__What is expected__.
Every entry below should be repeated exactly; the pictures should not.

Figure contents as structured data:
____

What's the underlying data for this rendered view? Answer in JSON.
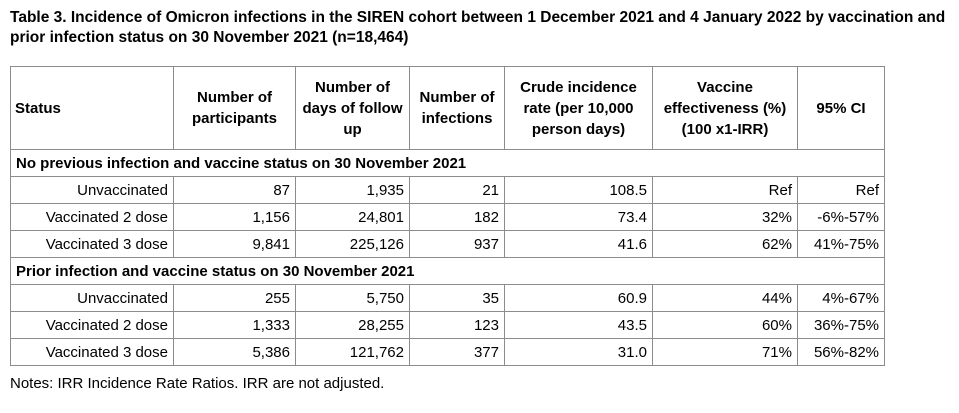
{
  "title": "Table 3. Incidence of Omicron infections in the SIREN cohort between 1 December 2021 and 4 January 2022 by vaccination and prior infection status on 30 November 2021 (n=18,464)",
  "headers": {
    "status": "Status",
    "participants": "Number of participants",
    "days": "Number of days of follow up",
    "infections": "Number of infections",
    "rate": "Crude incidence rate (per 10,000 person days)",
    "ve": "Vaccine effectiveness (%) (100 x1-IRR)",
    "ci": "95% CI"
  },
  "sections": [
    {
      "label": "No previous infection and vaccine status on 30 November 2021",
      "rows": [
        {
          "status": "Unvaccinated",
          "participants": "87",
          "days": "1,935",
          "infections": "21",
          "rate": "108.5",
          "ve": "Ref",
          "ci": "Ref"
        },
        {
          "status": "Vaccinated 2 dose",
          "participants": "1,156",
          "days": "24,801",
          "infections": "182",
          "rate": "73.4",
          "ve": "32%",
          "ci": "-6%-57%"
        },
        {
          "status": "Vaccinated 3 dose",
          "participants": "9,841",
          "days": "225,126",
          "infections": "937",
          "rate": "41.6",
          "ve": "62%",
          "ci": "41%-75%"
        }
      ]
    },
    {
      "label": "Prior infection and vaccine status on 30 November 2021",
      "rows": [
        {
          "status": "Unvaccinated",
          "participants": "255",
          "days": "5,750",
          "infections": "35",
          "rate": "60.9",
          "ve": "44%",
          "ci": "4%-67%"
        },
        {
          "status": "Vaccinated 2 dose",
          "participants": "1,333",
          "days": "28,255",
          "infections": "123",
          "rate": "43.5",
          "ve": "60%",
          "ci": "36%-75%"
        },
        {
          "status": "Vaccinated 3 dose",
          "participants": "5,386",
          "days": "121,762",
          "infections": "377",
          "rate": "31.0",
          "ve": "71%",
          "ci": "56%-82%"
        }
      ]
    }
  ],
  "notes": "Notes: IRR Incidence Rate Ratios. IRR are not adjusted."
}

____

__Output below__.
What's the underlying data for this rendered view? Answer in JSON.
{
  "title": "Table 3. Incidence of Omicron infections in the SIREN cohort between 1 December 2021 and 4 January 2022 by vaccination and prior infection status on 30 November 2021 (n=18,464)",
  "headers": {
    "status": "Status",
    "participants": "Number of participants",
    "days": "Number of days of follow up",
    "infections": "Number of infections",
    "rate": "Crude incidence rate (per 10,000 person days)",
    "ve": "Vaccine effectiveness (%) (100 x1-IRR)",
    "ci": "95% CI"
  },
  "sections": [
    {
      "label": "No previous infection and vaccine status on 30 November 2021",
      "rows": [
        {
          "status": "Unvaccinated",
          "participants": "87",
          "days": "1,935",
          "infections": "21",
          "rate": "108.5",
          "ve": "Ref",
          "ci": "Ref"
        },
        {
          "status": "Vaccinated 2 dose",
          "participants": "1,156",
          "days": "24,801",
          "infections": "182",
          "rate": "73.4",
          "ve": "32%",
          "ci": "-6%-57%"
        },
        {
          "status": "Vaccinated 3 dose",
          "participants": "9,841",
          "days": "225,126",
          "infections": "937",
          "rate": "41.6",
          "ve": "62%",
          "ci": "41%-75%"
        }
      ]
    },
    {
      "label": "Prior infection and vaccine status on 30 November 2021",
      "rows": [
        {
          "status": "Unvaccinated",
          "participants": "255",
          "days": "5,750",
          "infections": "35",
          "rate": "60.9",
          "ve": "44%",
          "ci": "4%-67%"
        },
        {
          "status": "Vaccinated 2 dose",
          "participants": "1,333",
          "days": "28,255",
          "infections": "123",
          "rate": "43.5",
          "ve": "60%",
          "ci": "36%-75%"
        },
        {
          "status": "Vaccinated 3 dose",
          "participants": "5,386",
          "days": "121,762",
          "infections": "377",
          "rate": "31.0",
          "ve": "71%",
          "ci": "56%-82%"
        }
      ]
    }
  ],
  "notes": "Notes: IRR Incidence Rate Ratios. IRR are not adjusted."
}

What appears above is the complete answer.